- Assignment: Output all of the entries exactly as they are given.

-- Opening Marker --

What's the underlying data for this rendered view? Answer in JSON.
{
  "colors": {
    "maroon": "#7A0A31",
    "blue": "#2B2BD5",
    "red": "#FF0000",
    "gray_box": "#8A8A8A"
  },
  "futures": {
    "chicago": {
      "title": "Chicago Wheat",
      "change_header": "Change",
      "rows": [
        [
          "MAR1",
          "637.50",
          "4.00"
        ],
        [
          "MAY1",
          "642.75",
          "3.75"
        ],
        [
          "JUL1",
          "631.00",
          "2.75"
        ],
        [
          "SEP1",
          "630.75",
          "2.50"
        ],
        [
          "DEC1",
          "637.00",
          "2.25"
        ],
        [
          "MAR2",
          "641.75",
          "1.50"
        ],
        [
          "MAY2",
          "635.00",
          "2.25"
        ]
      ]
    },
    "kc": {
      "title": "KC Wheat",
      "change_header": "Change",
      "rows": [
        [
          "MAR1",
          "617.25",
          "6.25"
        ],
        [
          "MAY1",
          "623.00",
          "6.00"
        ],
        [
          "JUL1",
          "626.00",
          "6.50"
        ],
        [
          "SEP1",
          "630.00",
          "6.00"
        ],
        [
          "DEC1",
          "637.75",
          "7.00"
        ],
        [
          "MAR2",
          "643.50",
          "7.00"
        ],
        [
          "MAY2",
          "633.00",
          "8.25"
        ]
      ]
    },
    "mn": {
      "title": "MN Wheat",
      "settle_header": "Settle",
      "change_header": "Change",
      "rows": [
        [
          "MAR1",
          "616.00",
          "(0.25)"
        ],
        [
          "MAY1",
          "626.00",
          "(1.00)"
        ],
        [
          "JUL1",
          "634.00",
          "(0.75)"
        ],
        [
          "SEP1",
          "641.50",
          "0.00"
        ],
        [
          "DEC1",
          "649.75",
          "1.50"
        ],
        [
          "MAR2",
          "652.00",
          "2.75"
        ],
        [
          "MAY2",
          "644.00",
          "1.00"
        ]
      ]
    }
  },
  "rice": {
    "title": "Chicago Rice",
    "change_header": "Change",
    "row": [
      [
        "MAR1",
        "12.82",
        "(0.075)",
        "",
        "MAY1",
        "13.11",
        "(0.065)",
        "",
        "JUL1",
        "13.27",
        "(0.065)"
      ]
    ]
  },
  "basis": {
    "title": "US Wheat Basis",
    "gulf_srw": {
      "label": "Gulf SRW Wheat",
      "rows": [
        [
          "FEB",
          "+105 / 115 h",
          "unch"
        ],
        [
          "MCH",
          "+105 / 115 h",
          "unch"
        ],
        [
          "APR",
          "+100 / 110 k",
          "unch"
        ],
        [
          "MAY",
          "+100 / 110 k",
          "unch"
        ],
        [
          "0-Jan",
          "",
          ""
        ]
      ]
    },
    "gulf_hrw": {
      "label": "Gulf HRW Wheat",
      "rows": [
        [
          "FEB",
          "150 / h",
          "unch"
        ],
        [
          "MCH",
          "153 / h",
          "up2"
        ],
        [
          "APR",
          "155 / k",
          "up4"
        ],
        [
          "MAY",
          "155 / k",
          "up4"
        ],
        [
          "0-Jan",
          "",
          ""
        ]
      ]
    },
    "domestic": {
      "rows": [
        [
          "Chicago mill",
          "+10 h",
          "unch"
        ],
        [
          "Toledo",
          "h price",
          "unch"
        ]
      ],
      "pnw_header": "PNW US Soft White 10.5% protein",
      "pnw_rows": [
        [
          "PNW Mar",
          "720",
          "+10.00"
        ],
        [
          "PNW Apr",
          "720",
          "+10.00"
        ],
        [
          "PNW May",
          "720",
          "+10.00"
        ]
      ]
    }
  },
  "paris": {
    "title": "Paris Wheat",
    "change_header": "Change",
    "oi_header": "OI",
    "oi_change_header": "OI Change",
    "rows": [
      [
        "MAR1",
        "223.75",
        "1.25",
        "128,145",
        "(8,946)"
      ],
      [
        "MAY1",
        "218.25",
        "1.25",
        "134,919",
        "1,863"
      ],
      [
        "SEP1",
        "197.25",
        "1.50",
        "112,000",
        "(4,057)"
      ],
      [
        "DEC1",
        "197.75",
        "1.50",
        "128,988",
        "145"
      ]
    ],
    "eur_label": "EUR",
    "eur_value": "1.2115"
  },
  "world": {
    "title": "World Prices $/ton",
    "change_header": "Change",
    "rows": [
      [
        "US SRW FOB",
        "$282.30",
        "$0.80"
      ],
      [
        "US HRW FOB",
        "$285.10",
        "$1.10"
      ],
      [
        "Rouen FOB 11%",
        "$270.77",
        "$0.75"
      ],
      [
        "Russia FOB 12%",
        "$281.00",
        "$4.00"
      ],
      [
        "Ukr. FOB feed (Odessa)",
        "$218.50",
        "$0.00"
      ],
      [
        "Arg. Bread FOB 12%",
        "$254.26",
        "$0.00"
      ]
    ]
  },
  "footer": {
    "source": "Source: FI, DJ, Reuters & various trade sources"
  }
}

-- Closing Marker --

- Task response:
What's the underlying data for this rendered view? Answer in JSON.
{
  "colors": {
    "maroon": "#7A0A31",
    "blue": "#2B2BD5",
    "red": "#FF0000",
    "gray_box": "#8A8A8A"
  },
  "futures": {
    "chicago": {
      "title": "Chicago Wheat",
      "change_header": "Change",
      "rows": [
        [
          "MAR1",
          "637.50",
          "4.00"
        ],
        [
          "MAY1",
          "642.75",
          "3.75"
        ],
        [
          "JUL1",
          "631.00",
          "2.75"
        ],
        [
          "SEP1",
          "630.75",
          "2.50"
        ],
        [
          "DEC1",
          "637.00",
          "2.25"
        ],
        [
          "MAR2",
          "641.75",
          "1.50"
        ],
        [
          "MAY2",
          "635.00",
          "2.25"
        ]
      ]
    },
    "kc": {
      "title": "KC Wheat",
      "change_header": "Change",
      "rows": [
        [
          "MAR1",
          "617.25",
          "6.25"
        ],
        [
          "MAY1",
          "623.00",
          "6.00"
        ],
        [
          "JUL1",
          "626.00",
          "6.50"
        ],
        [
          "SEP1",
          "630.00",
          "6.00"
        ],
        [
          "DEC1",
          "637.75",
          "7.00"
        ],
        [
          "MAR2",
          "643.50",
          "7.00"
        ],
        [
          "MAY2",
          "633.00",
          "8.25"
        ]
      ]
    },
    "mn": {
      "title": "MN Wheat",
      "settle_header": "Settle",
      "change_header": "Change",
      "rows": [
        [
          "MAR1",
          "616.00",
          "(0.25)"
        ],
        [
          "MAY1",
          "626.00",
          "(1.00)"
        ],
        [
          "JUL1",
          "634.00",
          "(0.75)"
        ],
        [
          "SEP1",
          "641.50",
          "0.00"
        ],
        [
          "DEC1",
          "649.75",
          "1.50"
        ],
        [
          "MAR2",
          "652.00",
          "2.75"
        ],
        [
          "MAY2",
          "644.00",
          "1.00"
        ]
      ]
    }
  },
  "rice": {
    "title": "Chicago Rice",
    "change_header": "Change",
    "row": [
      [
        "MAR1",
        "12.82",
        "(0.075)",
        "",
        "MAY1",
        "13.11",
        "(0.065)",
        "",
        "JUL1",
        "13.27",
        "(0.065)"
      ]
    ]
  },
  "basis": {
    "title": "US Wheat Basis",
    "gulf_srw": {
      "label": "Gulf SRW Wheat",
      "rows": [
        [
          "FEB",
          "+105 / 115 h",
          "unch"
        ],
        [
          "MCH",
          "+105 / 115 h",
          "unch"
        ],
        [
          "APR",
          "+100 / 110 k",
          "unch"
        ],
        [
          "MAY",
          "+100 / 110 k",
          "unch"
        ],
        [
          "0-Jan",
          "",
          ""
        ]
      ]
    },
    "gulf_hrw": {
      "label": "Gulf HRW Wheat",
      "rows": [
        [
          "FEB",
          "150 / h",
          "unch"
        ],
        [
          "MCH",
          "153 / h",
          "up2"
        ],
        [
          "APR",
          "155 / k",
          "up4"
        ],
        [
          "MAY",
          "155 / k",
          "up4"
        ],
        [
          "0-Jan",
          "",
          ""
        ]
      ]
    },
    "domestic": {
      "rows": [
        [
          "Chicago mill",
          "+10 h",
          "unch"
        ],
        [
          "Toledo",
          "h price",
          "unch"
        ]
      ],
      "pnw_header": "PNW US Soft White 10.5% protein",
      "pnw_rows": [
        [
          "PNW Mar",
          "720",
          "+10.00"
        ],
        [
          "PNW Apr",
          "720",
          "+10.00"
        ],
        [
          "PNW May",
          "720",
          "+10.00"
        ]
      ]
    }
  },
  "paris": {
    "title": "Paris Wheat",
    "change_header": "Change",
    "oi_header": "OI",
    "oi_change_header": "OI Change",
    "rows": [
      [
        "MAR1",
        "223.75",
        "1.25",
        "128,145",
        "(8,946)"
      ],
      [
        "MAY1",
        "218.25",
        "1.25",
        "134,919",
        "1,863"
      ],
      [
        "SEP1",
        "197.25",
        "1.50",
        "112,000",
        "(4,057)"
      ],
      [
        "DEC1",
        "197.75",
        "1.50",
        "128,988",
        "145"
      ]
    ],
    "eur_label": "EUR",
    "eur_value": "1.2115"
  },
  "world": {
    "title": "World Prices $/ton",
    "change_header": "Change",
    "rows": [
      [
        "US SRW FOB",
        "$282.30",
        "$0.80"
      ],
      [
        "US HRW FOB",
        "$285.10",
        "$1.10"
      ],
      [
        "Rouen FOB 11%",
        "$270.77",
        "$0.75"
      ],
      [
        "Russia FOB 12%",
        "$281.00",
        "$4.00"
      ],
      [
        "Ukr. FOB feed (Odessa)",
        "$218.50",
        "$0.00"
      ],
      [
        "Arg. Bread FOB 12%",
        "$254.26",
        "$0.00"
      ]
    ]
  },
  "footer": {
    "source": "Source: FI, DJ, Reuters & various trade sources"
  }
}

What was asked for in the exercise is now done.